BEGIN Given information
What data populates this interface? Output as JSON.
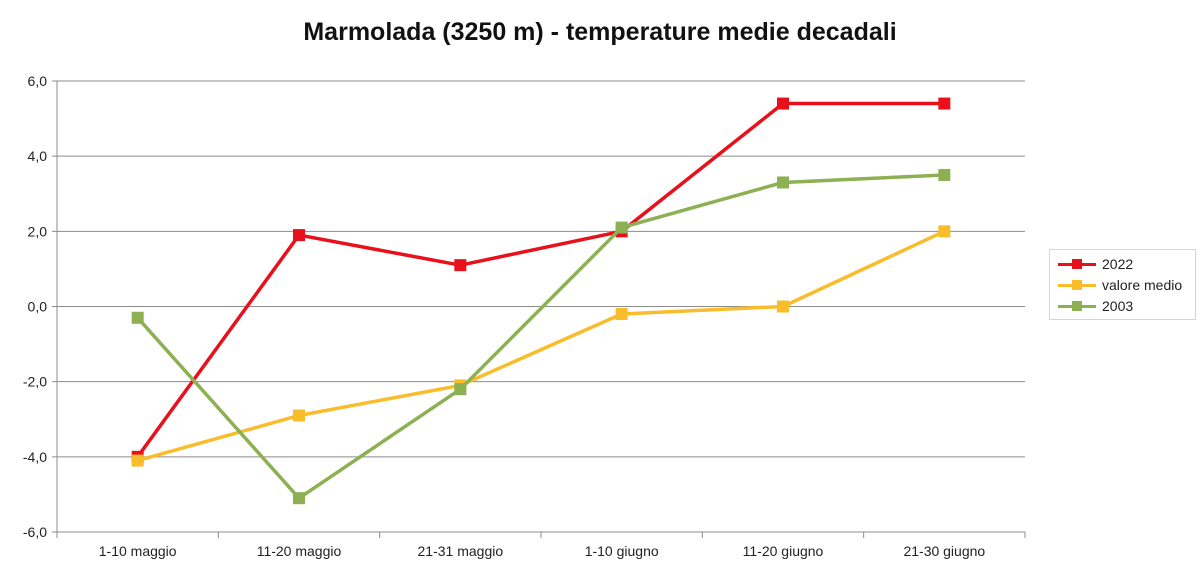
{
  "chart_data": {
    "type": "line",
    "title": "Marmolada (3250 m) - temperature medie decadali",
    "categories": [
      "1-10 maggio",
      "11-20 maggio",
      "21-31 maggio",
      "1-10 giugno",
      "11-20 giugno",
      "21-30 giugno"
    ],
    "series": [
      {
        "name": "2022",
        "color": "#e8101b",
        "values": [
          -4.0,
          1.9,
          1.1,
          2.0,
          5.4,
          5.4
        ]
      },
      {
        "name": "valore medio",
        "color": "#f9bd2b",
        "values": [
          -4.1,
          -2.9,
          -2.1,
          -0.2,
          0.0,
          2.0
        ]
      },
      {
        "name": "2003",
        "color": "#8cb052",
        "values": [
          -0.3,
          -5.1,
          -2.2,
          2.1,
          3.3,
          3.5
        ]
      }
    ],
    "yticks": [
      "6,0",
      "4,0",
      "2,0",
      "0,0",
      "-2,0",
      "-4,0",
      "-6,0"
    ],
    "ylim": [
      -6,
      6
    ],
    "xlabel": "",
    "ylabel": "",
    "grid": true,
    "legend_position": "right",
    "marker": "square"
  }
}
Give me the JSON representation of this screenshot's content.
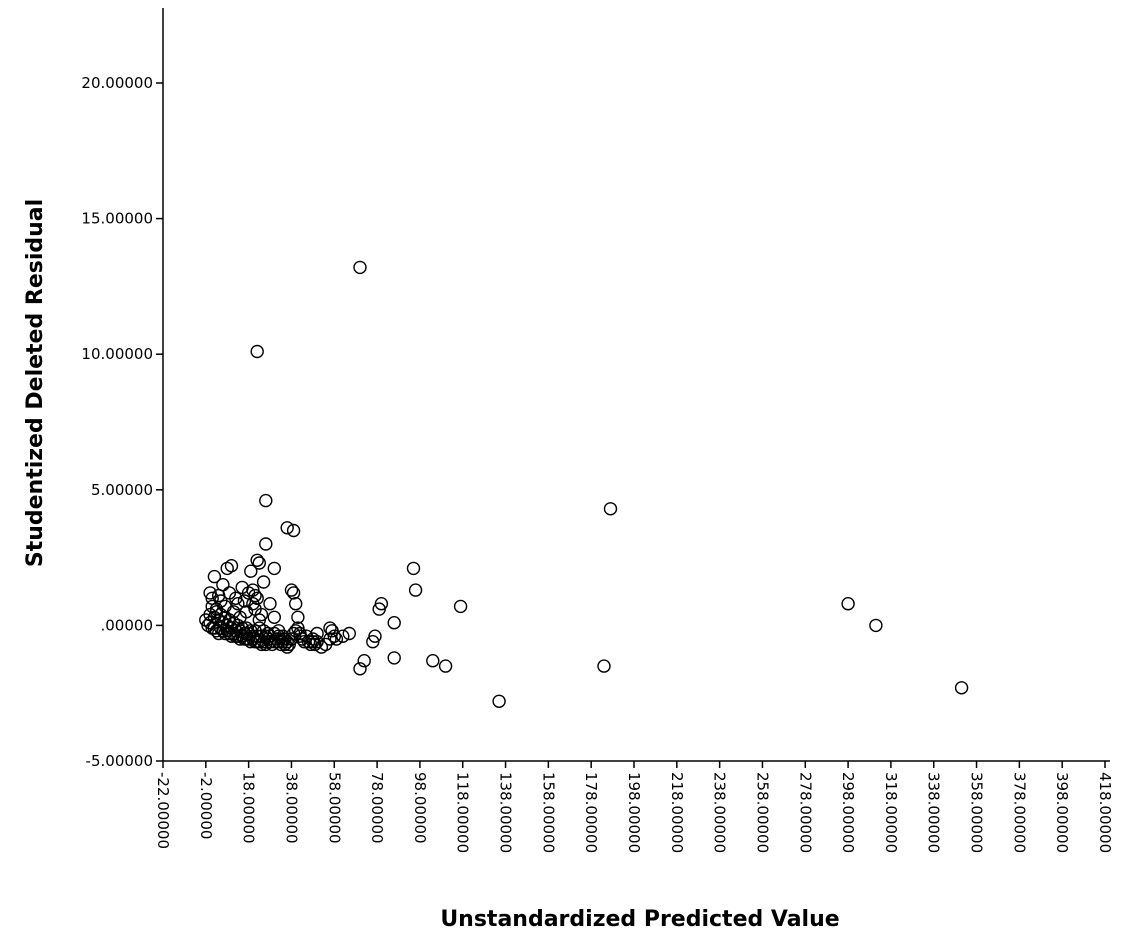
{
  "chart_data": {
    "type": "scatter",
    "title": "",
    "xlabel": "Unstandardized Predicted Value",
    "ylabel": "Studentized Deleted Residual",
    "xlim": [
      -22,
      418
    ],
    "ylim": [
      -5,
      20
    ],
    "xticks": [
      -22,
      -2,
      18,
      38,
      58,
      78,
      98,
      118,
      138,
      158,
      178,
      198,
      218,
      238,
      258,
      278,
      298,
      318,
      338,
      358,
      378,
      398,
      418
    ],
    "xtick_labels": [
      "-22.00000",
      "-2.00000",
      "18.00000",
      "38.00000",
      "58.00000",
      "78.00000",
      "98.00000",
      "118.00000",
      "138.00000",
      "158.00000",
      "178.00000",
      "198.00000",
      "218.00000",
      "238.00000",
      "258.00000",
      "278.00000",
      "298.00000",
      "318.00000",
      "338.00000",
      "358.00000",
      "378.00000",
      "398.00000",
      "418.00000"
    ],
    "yticks": [
      -5,
      0,
      5,
      10,
      15,
      20
    ],
    "ytick_labels": [
      "-5.00000",
      ".00000",
      "5.00000",
      "10.00000",
      "15.00000",
      "20.00000"
    ],
    "grid": false,
    "marker": "open-circle",
    "points": [
      [
        -2,
        0.2
      ],
      [
        -1,
        0.0
      ],
      [
        0,
        0.1
      ],
      [
        1,
        -0.1
      ],
      [
        2,
        -0.1
      ],
      [
        3,
        -0.2
      ],
      [
        4,
        -0.3
      ],
      [
        5,
        -0.1
      ],
      [
        6,
        -0.2
      ],
      [
        7,
        -0.3
      ],
      [
        8,
        -0.2
      ],
      [
        9,
        -0.3
      ],
      [
        10,
        -0.4
      ],
      [
        11,
        -0.3
      ],
      [
        12,
        -0.4
      ],
      [
        13,
        -0.4
      ],
      [
        14,
        -0.5
      ],
      [
        15,
        -0.4
      ],
      [
        16,
        -0.5
      ],
      [
        17,
        -0.5
      ],
      [
        18,
        -0.5
      ],
      [
        19,
        -0.6
      ],
      [
        20,
        -0.5
      ],
      [
        21,
        -0.6
      ],
      [
        22,
        -0.6
      ],
      [
        23,
        -0.6
      ],
      [
        24,
        -0.7
      ],
      [
        25,
        -0.6
      ],
      [
        26,
        -0.7
      ],
      [
        27,
        -0.5
      ],
      [
        28,
        -0.6
      ],
      [
        29,
        -0.7
      ],
      [
        30,
        -0.6
      ],
      [
        31,
        -0.5
      ],
      [
        32,
        -0.6
      ],
      [
        33,
        -0.7
      ],
      [
        34,
        -0.6
      ],
      [
        35,
        -0.5
      ],
      [
        36,
        -0.6
      ],
      [
        37,
        -0.7
      ],
      [
        0,
        0.4
      ],
      [
        2,
        0.3
      ],
      [
        4,
        0.2
      ],
      [
        6,
        0.1
      ],
      [
        8,
        0.0
      ],
      [
        10,
        -0.1
      ],
      [
        12,
        -0.2
      ],
      [
        14,
        -0.2
      ],
      [
        16,
        -0.3
      ],
      [
        18,
        -0.3
      ],
      [
        20,
        -0.4
      ],
      [
        22,
        -0.4
      ],
      [
        24,
        -0.4
      ],
      [
        26,
        -0.4
      ],
      [
        28,
        -0.4
      ],
      [
        30,
        -0.3
      ],
      [
        32,
        -0.4
      ],
      [
        34,
        -0.4
      ],
      [
        1,
        0.7
      ],
      [
        3,
        0.5
      ],
      [
        5,
        0.4
      ],
      [
        7,
        0.3
      ],
      [
        9,
        0.2
      ],
      [
        11,
        0.1
      ],
      [
        13,
        0.0
      ],
      [
        15,
        -0.1
      ],
      [
        17,
        -0.1
      ],
      [
        19,
        -0.2
      ],
      [
        21,
        -0.2
      ],
      [
        23,
        -0.1
      ],
      [
        25,
        -0.2
      ],
      [
        27,
        -0.3
      ],
      [
        0,
        1.2
      ],
      [
        1,
        1.0
      ],
      [
        2,
        1.8
      ],
      [
        4,
        1.1
      ],
      [
        6,
        1.5
      ],
      [
        8,
        2.1
      ],
      [
        9,
        1.2
      ],
      [
        10,
        2.2
      ],
      [
        12,
        1.0
      ],
      [
        13,
        0.8
      ],
      [
        15,
        1.4
      ],
      [
        16,
        0.9
      ],
      [
        18,
        1.2
      ],
      [
        19,
        2.0
      ],
      [
        20,
        1.3
      ],
      [
        21,
        0.6
      ],
      [
        22,
        2.4
      ],
      [
        22,
        1.0
      ],
      [
        23,
        2.3
      ],
      [
        24,
        0.4
      ],
      [
        25,
        1.6
      ],
      [
        26,
        3.0
      ],
      [
        28,
        0.8
      ],
      [
        30,
        0.3
      ],
      [
        32,
        -0.2
      ],
      [
        34,
        -0.5
      ],
      [
        35,
        -0.7
      ],
      [
        36,
        -0.8
      ],
      [
        3,
        0.6
      ],
      [
        5,
        0.9
      ],
      [
        7,
        0.7
      ],
      [
        11,
        0.5
      ],
      [
        14,
        0.3
      ],
      [
        17,
        0.5
      ],
      [
        20,
        0.8
      ],
      [
        21,
        1.1
      ],
      [
        23,
        0.2
      ],
      [
        38,
        -0.5
      ],
      [
        39,
        -0.3
      ],
      [
        40,
        -0.2
      ],
      [
        41,
        -0.1
      ],
      [
        42,
        -0.3
      ],
      [
        43,
        -0.5
      ],
      [
        44,
        -0.6
      ],
      [
        45,
        -0.4
      ],
      [
        46,
        -0.6
      ],
      [
        47,
        -0.7
      ],
      [
        48,
        -0.6
      ],
      [
        49,
        -0.7
      ],
      [
        50,
        -0.6
      ],
      [
        52,
        -0.8
      ],
      [
        54,
        -0.7
      ],
      [
        56,
        -0.5
      ],
      [
        58,
        -0.4
      ],
      [
        59,
        -0.5
      ],
      [
        30,
        2.1
      ],
      [
        36,
        3.6
      ],
      [
        39,
        3.5
      ],
      [
        38,
        1.3
      ],
      [
        39,
        1.2
      ],
      [
        40,
        0.8
      ],
      [
        41,
        0.3
      ],
      [
        42,
        -0.4
      ],
      [
        48,
        -0.5
      ],
      [
        50,
        -0.3
      ],
      [
        56,
        -0.1
      ],
      [
        57,
        -0.2
      ],
      [
        62,
        -0.4
      ],
      [
        65,
        -0.3
      ],
      [
        70,
        -1.6
      ],
      [
        72,
        -1.3
      ],
      [
        76,
        -0.6
      ],
      [
        77,
        -0.4
      ],
      [
        79,
        0.6
      ],
      [
        80,
        0.8
      ],
      [
        86,
        0.1
      ],
      [
        86,
        -1.2
      ],
      [
        95,
        2.1
      ],
      [
        96,
        1.3
      ],
      [
        104,
        -1.3
      ],
      [
        110,
        -1.5
      ],
      [
        117,
        0.7
      ],
      [
        135,
        -2.8
      ],
      [
        184,
        -1.5
      ],
      [
        187,
        4.3
      ],
      [
        298,
        0.8
      ],
      [
        311,
        0.0
      ],
      [
        351,
        -2.3
      ],
      [
        70,
        13.2
      ],
      [
        22,
        10.1
      ],
      [
        26,
        4.6
      ]
    ]
  }
}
END Given information
Which lines include "name"? Copy each of them out.

        "name": "2022",
        "name": "valore medio",
        "name": "2003",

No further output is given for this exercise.